What you are asked to do:
Below are records; transcribe only the line with "Output the text content of this document." and those after it, through the last line, without any change.

>> Begin Raw data

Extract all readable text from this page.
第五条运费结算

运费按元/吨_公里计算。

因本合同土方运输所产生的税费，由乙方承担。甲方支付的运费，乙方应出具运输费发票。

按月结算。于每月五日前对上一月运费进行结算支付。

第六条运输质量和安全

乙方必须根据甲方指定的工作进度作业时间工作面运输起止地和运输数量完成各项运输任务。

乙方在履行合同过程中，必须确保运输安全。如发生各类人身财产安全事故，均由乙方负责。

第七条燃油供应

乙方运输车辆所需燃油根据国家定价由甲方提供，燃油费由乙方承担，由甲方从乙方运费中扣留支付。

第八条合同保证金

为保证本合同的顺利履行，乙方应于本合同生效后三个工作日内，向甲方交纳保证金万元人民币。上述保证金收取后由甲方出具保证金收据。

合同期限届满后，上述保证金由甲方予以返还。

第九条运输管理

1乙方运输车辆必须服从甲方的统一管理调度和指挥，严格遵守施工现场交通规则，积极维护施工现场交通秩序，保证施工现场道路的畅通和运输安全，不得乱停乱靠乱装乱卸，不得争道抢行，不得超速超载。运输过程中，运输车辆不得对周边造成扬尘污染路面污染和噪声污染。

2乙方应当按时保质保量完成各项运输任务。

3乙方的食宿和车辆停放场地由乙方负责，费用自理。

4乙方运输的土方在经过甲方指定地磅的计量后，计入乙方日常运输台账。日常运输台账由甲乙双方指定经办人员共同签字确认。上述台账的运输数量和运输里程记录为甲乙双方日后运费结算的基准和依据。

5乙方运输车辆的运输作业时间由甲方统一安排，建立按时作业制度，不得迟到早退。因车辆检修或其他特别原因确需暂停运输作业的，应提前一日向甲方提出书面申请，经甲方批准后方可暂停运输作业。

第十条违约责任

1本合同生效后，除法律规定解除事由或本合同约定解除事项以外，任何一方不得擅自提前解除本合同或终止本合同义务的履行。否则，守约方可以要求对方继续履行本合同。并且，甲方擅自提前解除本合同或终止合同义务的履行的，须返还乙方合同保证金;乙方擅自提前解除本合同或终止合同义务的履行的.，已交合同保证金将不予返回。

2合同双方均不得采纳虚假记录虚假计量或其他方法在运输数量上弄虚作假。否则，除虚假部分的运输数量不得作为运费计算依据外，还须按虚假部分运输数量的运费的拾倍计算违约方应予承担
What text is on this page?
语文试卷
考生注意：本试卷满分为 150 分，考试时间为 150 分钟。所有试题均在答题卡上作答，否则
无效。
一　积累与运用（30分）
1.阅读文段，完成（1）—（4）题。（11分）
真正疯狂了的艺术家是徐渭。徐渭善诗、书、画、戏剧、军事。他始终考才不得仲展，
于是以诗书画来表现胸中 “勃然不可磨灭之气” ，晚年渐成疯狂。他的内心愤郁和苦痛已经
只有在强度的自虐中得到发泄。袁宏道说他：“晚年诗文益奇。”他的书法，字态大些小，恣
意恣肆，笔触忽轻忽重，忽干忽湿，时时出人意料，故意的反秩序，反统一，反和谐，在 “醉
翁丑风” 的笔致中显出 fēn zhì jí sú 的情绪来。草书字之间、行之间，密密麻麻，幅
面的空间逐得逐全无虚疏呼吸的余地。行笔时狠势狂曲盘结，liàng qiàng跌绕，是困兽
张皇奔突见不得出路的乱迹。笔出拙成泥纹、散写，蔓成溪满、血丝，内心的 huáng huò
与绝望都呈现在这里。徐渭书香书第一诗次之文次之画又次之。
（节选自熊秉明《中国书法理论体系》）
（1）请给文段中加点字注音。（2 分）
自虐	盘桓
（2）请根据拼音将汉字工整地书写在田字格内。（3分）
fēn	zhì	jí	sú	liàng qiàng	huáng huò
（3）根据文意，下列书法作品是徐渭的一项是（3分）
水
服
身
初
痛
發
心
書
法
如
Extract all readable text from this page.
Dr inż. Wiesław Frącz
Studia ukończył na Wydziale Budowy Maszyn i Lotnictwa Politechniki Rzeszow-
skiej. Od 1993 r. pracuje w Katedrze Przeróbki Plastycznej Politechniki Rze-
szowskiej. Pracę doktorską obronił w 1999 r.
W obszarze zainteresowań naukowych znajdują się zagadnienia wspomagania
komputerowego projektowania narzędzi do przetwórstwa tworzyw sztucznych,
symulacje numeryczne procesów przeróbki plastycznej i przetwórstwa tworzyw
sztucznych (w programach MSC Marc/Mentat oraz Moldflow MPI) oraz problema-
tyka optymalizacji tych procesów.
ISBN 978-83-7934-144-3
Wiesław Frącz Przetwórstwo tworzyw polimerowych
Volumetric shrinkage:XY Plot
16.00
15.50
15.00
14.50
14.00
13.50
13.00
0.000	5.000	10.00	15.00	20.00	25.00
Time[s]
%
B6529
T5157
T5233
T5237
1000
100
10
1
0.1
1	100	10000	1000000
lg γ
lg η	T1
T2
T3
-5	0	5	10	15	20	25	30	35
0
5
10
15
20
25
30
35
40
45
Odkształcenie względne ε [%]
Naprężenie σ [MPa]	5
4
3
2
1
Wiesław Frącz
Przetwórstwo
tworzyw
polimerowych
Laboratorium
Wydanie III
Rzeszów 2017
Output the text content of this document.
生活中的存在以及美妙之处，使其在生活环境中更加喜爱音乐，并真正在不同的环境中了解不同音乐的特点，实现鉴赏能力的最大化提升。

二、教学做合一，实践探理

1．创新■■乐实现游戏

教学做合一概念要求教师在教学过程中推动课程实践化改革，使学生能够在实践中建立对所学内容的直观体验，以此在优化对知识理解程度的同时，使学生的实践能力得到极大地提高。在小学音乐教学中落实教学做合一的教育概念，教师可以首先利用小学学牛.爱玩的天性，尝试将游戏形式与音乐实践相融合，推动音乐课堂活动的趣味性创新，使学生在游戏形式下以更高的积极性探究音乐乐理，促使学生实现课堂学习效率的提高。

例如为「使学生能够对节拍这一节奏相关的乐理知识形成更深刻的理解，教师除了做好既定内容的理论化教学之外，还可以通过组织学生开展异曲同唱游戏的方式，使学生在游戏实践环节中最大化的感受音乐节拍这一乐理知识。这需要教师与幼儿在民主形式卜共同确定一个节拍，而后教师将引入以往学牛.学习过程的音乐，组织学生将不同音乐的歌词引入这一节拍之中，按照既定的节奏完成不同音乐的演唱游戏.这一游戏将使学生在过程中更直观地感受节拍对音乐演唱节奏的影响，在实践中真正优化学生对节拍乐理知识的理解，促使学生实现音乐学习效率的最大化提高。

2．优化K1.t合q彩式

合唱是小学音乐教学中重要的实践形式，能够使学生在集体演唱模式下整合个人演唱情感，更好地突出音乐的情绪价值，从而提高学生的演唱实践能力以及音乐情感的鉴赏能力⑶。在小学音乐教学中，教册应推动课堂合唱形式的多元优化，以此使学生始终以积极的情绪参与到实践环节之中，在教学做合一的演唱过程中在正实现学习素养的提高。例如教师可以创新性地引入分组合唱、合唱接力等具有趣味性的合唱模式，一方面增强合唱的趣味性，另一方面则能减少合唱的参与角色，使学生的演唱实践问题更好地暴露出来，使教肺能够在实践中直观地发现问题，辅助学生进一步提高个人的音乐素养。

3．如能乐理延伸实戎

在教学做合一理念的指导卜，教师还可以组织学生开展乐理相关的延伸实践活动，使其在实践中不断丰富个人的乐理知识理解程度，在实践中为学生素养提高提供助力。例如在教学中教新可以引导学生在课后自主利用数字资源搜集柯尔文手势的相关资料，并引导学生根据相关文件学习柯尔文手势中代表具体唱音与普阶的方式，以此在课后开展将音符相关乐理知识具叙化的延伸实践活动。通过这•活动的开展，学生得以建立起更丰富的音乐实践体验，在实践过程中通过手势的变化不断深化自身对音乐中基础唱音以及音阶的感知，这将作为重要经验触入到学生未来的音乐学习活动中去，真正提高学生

>> End Raw data

Problem solution:
Output the text content of this document.
生活中的存在以及美妙之处，使其在生活环境中更加喜爱音乐，并真正在不同的环境中了解不同音乐的特点，实现鉴赏能力的最大化提升。

二、教学做合一，实践探理

1．创新■■乐实现游戏

教学做合一概念要求教师在教学过程中推动课程实践化改革，使学生能够在实践中建立对所学内容的直观体验，以此在优化对知识理解程度的同时，使学生的实践能力得到极大地提高。在小学音乐教学中落实教学做合一的教育概念，教师可以首先利用小学学牛.爱玩的天性，尝试将游戏形式与音乐实践相融合，推动音乐课堂活动的趣味性创新，使学生在游戏形式下以更高的积极性探究音乐乐理，促使学生实现课堂学习效率的提高。

例如为「使学生能够对节拍这一节奏相关的乐理知识形成更深刻的理解，教师除了做好既定内容的理论化教学之外，还可以通过组织学生开展异曲同唱游戏的方式，使学生在游戏实践环节中最大化的感受音乐节拍这一乐理知识。这需要教师与幼儿在民主形式卜共同确定一个节拍，而后教师将引入以往学牛.学习过程的音乐，组织学生将不同音乐的歌词引入这一节拍之中，按照既定的节奏完成不同音乐的演唱游戏.这一游戏将使学生在过程中更直观地感受节拍对音乐演唱节奏的影响，在实践中真正优化学生对节拍乐理知识的理解，促使学生实现音乐学习效率的最大化提高。

2．优化K1.t合q彩式

合唱是小学音乐教学中重要的实践形式，能够使学生在集体演唱模式下整合个人演唱情感，更好地突出音乐的情绪价值，从而提高学生的演唱实践能力以及音乐情感的鉴赏能力⑶。在小学音乐教学中，教册应推动课堂合唱形式的多元优化，以此使学生始终以积极的情绪参与到实践环节之中，在教学做合一的演唱过程中在正实现学习素养的提高。例如教师可以创新性地引入分组合唱、合唱接力等具有趣味性的合唱模式，一方面增强合唱的趣味性，另一方面则能减少合唱的参与角色，使学生的演唱实践问题更好地暴露出来，使教肺能够在实践中直观地发现问题，辅助学生进一步提高个人的音乐素养。

3．如能乐理延伸实戎

在教学做合一理念的指导卜，教师还可以组织学生开展乐理相关的延伸实践活动，使其在实践中不断丰富个人的乐理知识理解程度，在实践中为学生素养提高提供助力。例如在教学中教新可以引导学生在课后自主利用数字资源搜集柯尔文手势的相关资料，并引导学生根据相关文件学习柯尔文手势中代表具体唱音与普阶的方式，以此在课后开展将音符相关乐理知识具叙化的延伸实践活动。通过这•活动的开展，学生得以建立起更丰富的音乐实践体验，在实践过程中通过手势的变化不断深化自身对音乐中基础唱音以及音阶的感知，这将作为重要经验触入到学生未来的音乐学习活动中去，真正提高学生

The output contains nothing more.